### Karar Metni
==================================================

Emsal Mahkeme Kararı Ankara Bölge Adliye Mahkemesi 26. Hukuk Dairesi 2019/2652 E. 2022/214 K. 03.02.2022 T.

Görüntülediğiniz mahkeme kararı henüz kesinleşmemiştir. Yararlı olması amacıyla eklenmiştir.

T.C. ANKARA BÖLGE ADLİYE MAHKEMESİ
26. HUKUK DAİRESİ Esas-Karar No: ….
T.C.
ANKARA
BÖLGE ADLİYE MAHKEMESİ
26. HUKUK DAİRESİ

….

T Ü R K M İ L L E T İ A D I N A
K A R A R

…..
İNCELENEN KARARIN
MAHKEMESİ : KAYSERİ 2. ASLİYE TİCARET MAHKEMESİ
TARİHİ : 08/05/2019
NUMARASI ……

DAVANIN KONUSU : Tazminat (Ölüm Nedeniyle Açılan Maddi ve Manevi Tazminat)

==================================================

### Sağlanan Veriler
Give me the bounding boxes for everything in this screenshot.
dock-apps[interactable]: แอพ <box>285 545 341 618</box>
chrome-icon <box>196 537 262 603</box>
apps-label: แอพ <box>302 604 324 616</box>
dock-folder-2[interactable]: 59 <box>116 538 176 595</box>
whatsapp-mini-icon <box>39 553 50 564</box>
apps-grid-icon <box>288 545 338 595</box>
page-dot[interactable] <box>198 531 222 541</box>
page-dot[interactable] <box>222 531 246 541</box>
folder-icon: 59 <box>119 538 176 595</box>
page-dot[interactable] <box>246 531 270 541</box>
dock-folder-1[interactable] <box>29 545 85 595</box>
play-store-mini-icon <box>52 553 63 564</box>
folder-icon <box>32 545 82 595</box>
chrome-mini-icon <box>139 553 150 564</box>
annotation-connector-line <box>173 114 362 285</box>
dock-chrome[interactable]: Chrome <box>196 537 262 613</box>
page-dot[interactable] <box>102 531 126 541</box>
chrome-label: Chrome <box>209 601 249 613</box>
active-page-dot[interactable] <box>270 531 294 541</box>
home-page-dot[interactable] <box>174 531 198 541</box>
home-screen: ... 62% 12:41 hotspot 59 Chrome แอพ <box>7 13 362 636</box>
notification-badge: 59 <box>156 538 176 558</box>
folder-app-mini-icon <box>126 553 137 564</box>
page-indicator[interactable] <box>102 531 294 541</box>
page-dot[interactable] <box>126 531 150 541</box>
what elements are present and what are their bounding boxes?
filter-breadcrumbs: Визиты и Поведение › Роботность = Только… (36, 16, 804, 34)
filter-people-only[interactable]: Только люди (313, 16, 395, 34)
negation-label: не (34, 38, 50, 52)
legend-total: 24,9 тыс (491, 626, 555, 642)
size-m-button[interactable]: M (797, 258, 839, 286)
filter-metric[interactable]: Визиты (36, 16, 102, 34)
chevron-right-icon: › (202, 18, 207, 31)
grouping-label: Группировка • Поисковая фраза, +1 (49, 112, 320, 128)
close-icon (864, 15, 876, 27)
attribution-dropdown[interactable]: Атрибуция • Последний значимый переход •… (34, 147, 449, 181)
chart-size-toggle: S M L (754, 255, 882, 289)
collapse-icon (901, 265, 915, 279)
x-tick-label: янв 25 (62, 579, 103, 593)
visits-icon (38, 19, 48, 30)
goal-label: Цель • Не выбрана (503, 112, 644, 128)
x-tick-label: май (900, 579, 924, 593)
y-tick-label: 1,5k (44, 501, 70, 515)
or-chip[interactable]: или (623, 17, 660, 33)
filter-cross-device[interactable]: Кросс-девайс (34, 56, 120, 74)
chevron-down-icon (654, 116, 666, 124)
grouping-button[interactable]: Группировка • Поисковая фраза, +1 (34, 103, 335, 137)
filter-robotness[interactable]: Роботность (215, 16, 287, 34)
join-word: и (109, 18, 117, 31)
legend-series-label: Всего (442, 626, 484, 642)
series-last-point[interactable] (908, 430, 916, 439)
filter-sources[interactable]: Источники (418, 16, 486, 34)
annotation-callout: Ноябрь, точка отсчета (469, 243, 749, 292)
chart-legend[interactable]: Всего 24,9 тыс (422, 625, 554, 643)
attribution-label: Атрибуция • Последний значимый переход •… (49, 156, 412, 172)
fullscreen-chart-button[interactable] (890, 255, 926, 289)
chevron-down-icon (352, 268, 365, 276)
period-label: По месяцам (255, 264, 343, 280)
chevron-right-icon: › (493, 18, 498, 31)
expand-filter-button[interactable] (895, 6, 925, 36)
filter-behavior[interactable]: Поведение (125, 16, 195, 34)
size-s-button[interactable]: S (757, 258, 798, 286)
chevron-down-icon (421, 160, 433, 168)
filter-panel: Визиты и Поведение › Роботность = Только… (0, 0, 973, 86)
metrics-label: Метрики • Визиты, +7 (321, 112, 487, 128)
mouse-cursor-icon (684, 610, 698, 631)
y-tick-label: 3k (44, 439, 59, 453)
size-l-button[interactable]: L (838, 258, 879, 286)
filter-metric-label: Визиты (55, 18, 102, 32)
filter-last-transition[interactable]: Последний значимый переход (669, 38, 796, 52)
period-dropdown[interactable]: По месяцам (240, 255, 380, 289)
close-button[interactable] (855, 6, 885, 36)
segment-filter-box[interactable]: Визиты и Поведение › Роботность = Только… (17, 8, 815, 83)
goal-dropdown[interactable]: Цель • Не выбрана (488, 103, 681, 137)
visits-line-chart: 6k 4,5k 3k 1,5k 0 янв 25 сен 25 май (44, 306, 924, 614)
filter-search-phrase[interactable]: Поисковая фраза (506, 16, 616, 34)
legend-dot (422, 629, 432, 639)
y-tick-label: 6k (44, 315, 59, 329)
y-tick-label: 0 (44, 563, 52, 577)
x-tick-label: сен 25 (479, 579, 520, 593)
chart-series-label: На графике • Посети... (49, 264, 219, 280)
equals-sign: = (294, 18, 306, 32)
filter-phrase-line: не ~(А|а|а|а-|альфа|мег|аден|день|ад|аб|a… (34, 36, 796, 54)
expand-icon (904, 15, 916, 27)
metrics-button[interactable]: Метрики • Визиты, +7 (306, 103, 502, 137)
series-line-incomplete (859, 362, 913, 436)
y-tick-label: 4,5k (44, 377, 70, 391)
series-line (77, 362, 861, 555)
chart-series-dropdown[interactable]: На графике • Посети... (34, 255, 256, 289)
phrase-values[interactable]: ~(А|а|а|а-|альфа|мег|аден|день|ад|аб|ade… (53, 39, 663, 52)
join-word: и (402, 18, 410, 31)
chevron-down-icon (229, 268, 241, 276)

==================================================

### Alıştırma Yönergeleri
A - Karar metninde "İNCELENEN KARARIN" başlığının hemen altındaki üç satırda yer alan alan adlarını sıralayınız.
B - Karar metninin "Emsal Mahkeme Kararı" ifadesiyle başlayıp "olması amacıyla eklenmiştir." ifadesiyle biten kısmını, bu ifade de dahil olmak üzere, aynen yazınız.
Kayıtlar başka bir kaynaktan alınmıştır.

### Tam Cevaplar
A - MAHKEMESİ, TARİHİ, NUMARASI

B -
Emsal Mahkeme Kararı Ankara Bölge Adliye Mahkemesi 26. Hukuk Dairesi 2019/2652 E. 2022/214 K. 03.02.2022 T.

Görüntülediğiniz mahkeme kararı henüz kesinleşmemiştir. Yararlı olması amacıyla eklenmiştir.